◆ Required work: Please put every line of the items below into a JSON list of strings, one string per line. Skip blank lines and leave the pictures out.

◆ Supplied records:
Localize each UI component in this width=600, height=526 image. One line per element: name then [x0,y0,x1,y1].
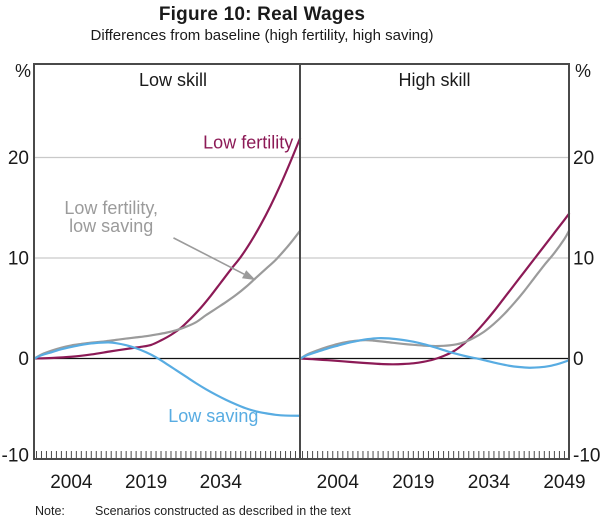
x-tick-label: 2034 [468,472,511,493]
y-tick-label-right: -10 [573,446,600,467]
annotation-arrow-line [173,237,245,275]
note-label: Note: [35,504,65,518]
panel-title-high-skill: High skill [398,70,470,90]
series-label-low-fertility-low-saving: low saving [69,216,153,236]
series-line-low-saving [299,337,571,369]
series-line-low-fertility [299,212,571,366]
series-label-low-saving: Low saving [168,406,258,426]
y-tick-label-right: 20 [573,148,594,169]
y-tick-label-left: 20 [8,148,29,169]
panel-title-low-skill: Low skill [139,70,207,90]
y-tick-label-left: 10 [8,248,29,269]
y-tick-label-left: -10 [2,446,29,467]
figure-subtitle: Differences from baseline (high fertilit… [90,27,434,44]
y-axis-unit-left: % [15,61,31,81]
x-tick-label: 2034 [200,472,243,493]
series-line-low-fertility [33,137,302,360]
x-tick-label: 2019 [392,472,434,493]
series-label-low-fertility-low-saving: Low fertility, [64,198,158,218]
x-tick-label: 2004 [317,472,360,493]
y-tick-label-right: 0 [573,349,584,370]
x-tick-label: 2004 [50,472,93,493]
series-line-low-fertility-low-saving [299,229,571,360]
annotation-arrow-head [242,270,256,281]
y-axis-unit-right: % [575,61,591,81]
series-line-low-fertility-low-saving [33,229,302,360]
series-label-low-fertility: Low fertility [203,132,293,152]
note-text: Scenarios constructed as described in th… [95,504,351,518]
note: Note: Scenarios constructed as described … [35,504,575,518]
series-line-low-saving [33,341,302,417]
plot-frame [33,63,570,460]
y-tick-label-right: 10 [573,248,594,269]
x-tick-label: 2049 [543,472,585,493]
figure-title: Figure 10: Real Wages [158,4,366,25]
y-tick-label-left: 0 [18,349,29,370]
x-tick-label: 2019 [125,472,167,493]
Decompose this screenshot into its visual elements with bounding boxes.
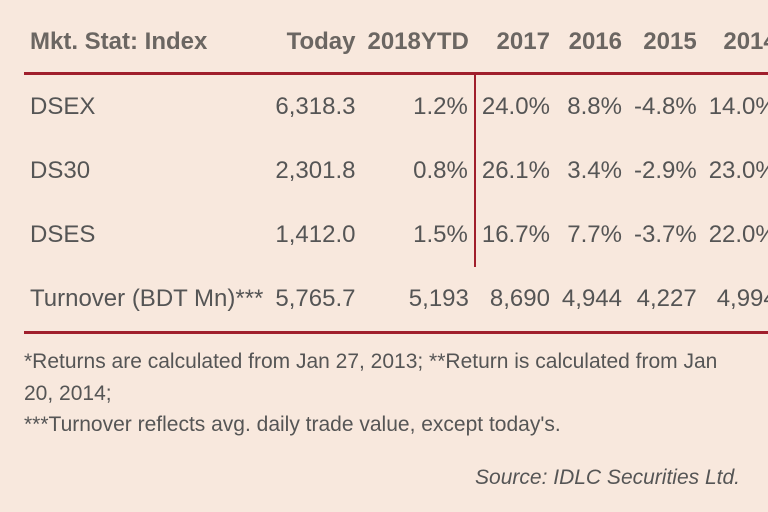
cell-2015: 4,227 bbox=[628, 267, 703, 333]
table-row: DSES 1,412.0 1.5% 16.7% 7.7% -3.7% 22.0% bbox=[24, 203, 768, 267]
cell-2017: 24.0% bbox=[475, 74, 556, 140]
cell-2015: -4.8% bbox=[628, 74, 703, 140]
cell-2015: -3.7% bbox=[628, 203, 703, 267]
cell-2016: 7.7% bbox=[556, 203, 628, 267]
table-row: DS30 2,301.8 0.8% 26.1% 3.4% -2.9% 23.0% bbox=[24, 139, 768, 203]
row-label: Turnover (BDT Mn)*** bbox=[24, 267, 269, 333]
market-stat-table: Mkt. Stat: Index Today 2018YTD 2017 2016… bbox=[24, 18, 768, 334]
cell-ytd: 5,193 bbox=[361, 267, 474, 333]
cell-2014: 23.0% bbox=[703, 139, 768, 203]
table-row: DSEX 6,318.3 1.2% 24.0% 8.8% -4.8% 14.0% bbox=[24, 74, 768, 140]
cell-today: 6,318.3 bbox=[269, 74, 361, 140]
row-label: DSEX bbox=[24, 74, 269, 140]
row-label: DSES bbox=[24, 203, 269, 267]
footnotes: *Returns are calculated from Jan 27, 201… bbox=[24, 346, 744, 441]
cell-ytd: 1.5% bbox=[361, 203, 474, 267]
footnote-line-2: ***Turnover reflects avg. daily trade va… bbox=[24, 409, 744, 441]
cell-ytd: 1.2% bbox=[361, 74, 474, 140]
cell-2017: 26.1% bbox=[475, 139, 556, 203]
cell-2014: 22.0% bbox=[703, 203, 768, 267]
col-header-today: Today bbox=[269, 18, 361, 74]
cell-today: 1,412.0 bbox=[269, 203, 361, 267]
cell-2016: 8.8% bbox=[556, 74, 628, 140]
cell-2017: 16.7% bbox=[475, 203, 556, 267]
cell-2016: 3.4% bbox=[556, 139, 628, 203]
cell-2016: 4,944 bbox=[556, 267, 628, 333]
col-header-2014: 2014 bbox=[703, 18, 768, 74]
col-header-index: Mkt. Stat: Index bbox=[24, 18, 269, 74]
col-header-2015: 2015 bbox=[628, 18, 703, 74]
table-header-row: Mkt. Stat: Index Today 2018YTD 2017 2016… bbox=[24, 18, 768, 74]
cell-2014: 4,994 bbox=[703, 267, 768, 333]
source-attribution: Source: IDLC Securities Ltd. bbox=[475, 466, 740, 490]
footnote-line-1: *Returns are calculated from Jan 27, 201… bbox=[24, 346, 744, 409]
cell-2015: -2.9% bbox=[628, 139, 703, 203]
table-row: Turnover (BDT Mn)*** 5,765.7 5,193 8,690… bbox=[24, 267, 768, 333]
col-header-2017: 2017 bbox=[475, 18, 556, 74]
cell-2017: 8,690 bbox=[475, 267, 556, 333]
row-label: DS30 bbox=[24, 139, 269, 203]
cell-today: 2,301.8 bbox=[269, 139, 361, 203]
col-header-2018ytd: 2018YTD bbox=[361, 18, 474, 74]
cell-today: 5,765.7 bbox=[269, 267, 361, 333]
col-header-2016: 2016 bbox=[556, 18, 628, 74]
cell-2014: 14.0% bbox=[703, 74, 768, 140]
cell-ytd: 0.8% bbox=[361, 139, 474, 203]
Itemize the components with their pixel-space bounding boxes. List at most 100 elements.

◆ Task answer:
[
  "Localize each UI component in this width=600, height=526 image. One line per element: name then [x0,y0,x1,y1].",
  "x-tick-label: 2034 [468,472,511,493]",
  "y-tick-label-right: -10 [573,446,600,467]",
  "annotation-arrow-line [173,237,245,275]",
  "note-label: Note: [35,504,65,518]",
  "panel-title-high-skill: High skill [398,70,470,90]",
  "series-label-low-fertility-low-saving: low saving [69,216,153,236]",
  "series-line-low-saving [299,337,571,369]",
  "series-line-low-fertility [299,212,571,366]",
  "series-label-low-saving: Low saving [168,406,258,426]",
  "y-tick-label-right: 20 [573,148,594,169]",
  "y-tick-label-left: 20 [8,148,29,169]",
  "panel-title-low-skill: Low skill [139,70,207,90]",
  "y-tick-label-left: 10 [8,248,29,269]",
  "y-tick-label-left: -10 [2,446,29,467]",
  "figure-subtitle: Differences from baseline (high fertilit… [90,27,434,44]",
  "y-axis-unit-left: % [15,61,31,81]",
  "x-tick-label: 2034 [200,472,243,493]",
  "series-line-low-fertility [33,137,302,360]",
  "x-tick-label: 2019 [392,472,434,493]",
  "series-label-low-fertility-low-saving: Low fertility, [64,198,158,218]",
  "x-tick-label: 2004 [317,472,360,493]",
  "y-tick-label-right: 0 [573,349,584,370]",
  "x-tick-label: 2004 [50,472,93,493]",
  "series-line-low-fertility-low-saving [299,229,571,360]",
  "annotation-arrow-head [242,270,256,281]",
  "y-axis-unit-right: % [575,61,591,81]",
  "series-line-low-fertility-low-saving [33,229,302,360]",
  "series-label-low-fertility: Low fertility [203,132,293,152]",
  "note-text: Scenarios constructed as described in th… [95,504,351,518]",
  "note: Note: Scenarios constructed as described … [35,504,575,518]",
  "series-line-low-saving [33,341,302,417]",
  "plot-frame [33,63,570,460]",
  "y-tick-label-right: 10 [573,248,594,269]",
  "x-tick-label: 2049 [543,472,585,493]",
  "figure-title: Figure 10: Real Wages [158,4,366,25]",
  "y-tick-label-left: 0 [18,349,29,370]",
  "x-tick-label: 2019 [125,472,167,493]",
  "Decompose this screenshot into its visual elements with bounding boxes.",
  "cell-2015: 4,227 bbox=[628, 267, 703, 333]",
  "table-row: DSES 1,412.0 1.5% 16.7% 7.7% -3.7% 22.0% bbox=[24, 203, 768, 267]",
  "cell-2017: 24.0% bbox=[475, 74, 556, 140]",
  "cell-2015: -4.8% bbox=[628, 74, 703, 140]",
  "cell-2015: -3.7% bbox=[628, 203, 703, 267]",
  "cell-2016: 7.7% bbox=[556, 203, 628, 267]",
  "table-row: DS30 2,301.8 0.8% 26.1% 3.4% -2.9% 23.0% bbox=[24, 139, 768, 203]",
  "row-label: Turnover (BDT Mn)*** bbox=[24, 267, 269, 333]",
  "market-stat-table: Mkt. Stat: Index Today 2018YTD 2017 2016… bbox=[24, 18, 768, 334]",
  "cell-ytd: 5,193 bbox=[361, 267, 474, 333]",
  "cell-2014: 23.0% bbox=[703, 139, 768, 203]",
  "table-row: DSEX 6,318.3 1.2% 24.0% 8.8% -4.8% 14.0% bbox=[24, 74, 768, 140]",
  "cell-today: 6,318.3 bbox=[269, 74, 361, 140]",
  "row-label: DSEX bbox=[24, 74, 269, 140]",
  "row-label: DSES bbox=[24, 203, 269, 267]",
  "footnotes: *Returns are calculated from Jan 27, 201… bbox=[24, 346, 744, 441]",
  "cell-ytd: 1.5% bbox=[361, 203, 474, 267]",
  "footnote-line-2: ***Turnover reflects avg. daily trade va… bbox=[24, 409, 744, 441]",
  "cell-ytd: 1.2% bbox=[361, 74, 474, 140]",
  "cell-2017: 26.1% bbox=[475, 139, 556, 203]",
  "cell-2014: 22.0% bbox=[703, 203, 768, 267]",
  "col-header-today: Today bbox=[269, 18, 361, 74]",
  "cell-today: 1,412.0 bbox=[269, 203, 361, 267]",
  "cell-2016: 8.8% bbox=[556, 74, 628, 140]",
  "cell-2017: 16.7% bbox=[475, 203, 556, 267]",
  "cell-2016: 3.4% bbox=[556, 139, 628, 203]",
  "cell-2016: 4,944 bbox=[556, 267, 628, 333]",
  "col-header-2014: 2014 bbox=[703, 18, 768, 74]",
  "col-header-index: Mkt. Stat: Index bbox=[24, 18, 269, 74]",
  "col-header-2015: 2015 bbox=[628, 18, 703, 74]",
  "table-header-row: Mkt. Stat: Index Today 2018YTD 2017 2016… bbox=[24, 18, 768, 74]",
  "cell-2014: 4,994 bbox=[703, 267, 768, 333]",
  "source-attribution: Source: IDLC Securities Ltd. bbox=[475, 466, 740, 490]",
  "footnote-line-1: *Returns are calculated from Jan 27, 201… bbox=[24, 346, 744, 409]",
  "cell-2015: -2.9% bbox=[628, 139, 703, 203]",
  "table-row: Turnover (BDT Mn)*** 5,765.7 5,193 8,690… bbox=[24, 267, 768, 333]",
  "col-header-2017: 2017 bbox=[475, 18, 556, 74]",
  "cell-2017: 8,690 bbox=[475, 267, 556, 333]",
  "row-label: DS30 bbox=[24, 139, 269, 203]",
  "cell-today: 2,301.8 bbox=[269, 139, 361, 203]",
  "col-header-2018ytd: 2018YTD bbox=[361, 18, 474, 74]",
  "cell-today: 5,765.7 bbox=[269, 267, 361, 333]",
  "col-header-2016: 2016 bbox=[556, 18, 628, 74]",
  "cell-2014: 14.0% bbox=[703, 74, 768, 140]",
  "cell-ytd: 0.8% bbox=[361, 139, 474, 203]",
  "Itemize the components with their pixel-space bounding boxes. List at most 100 elements."
]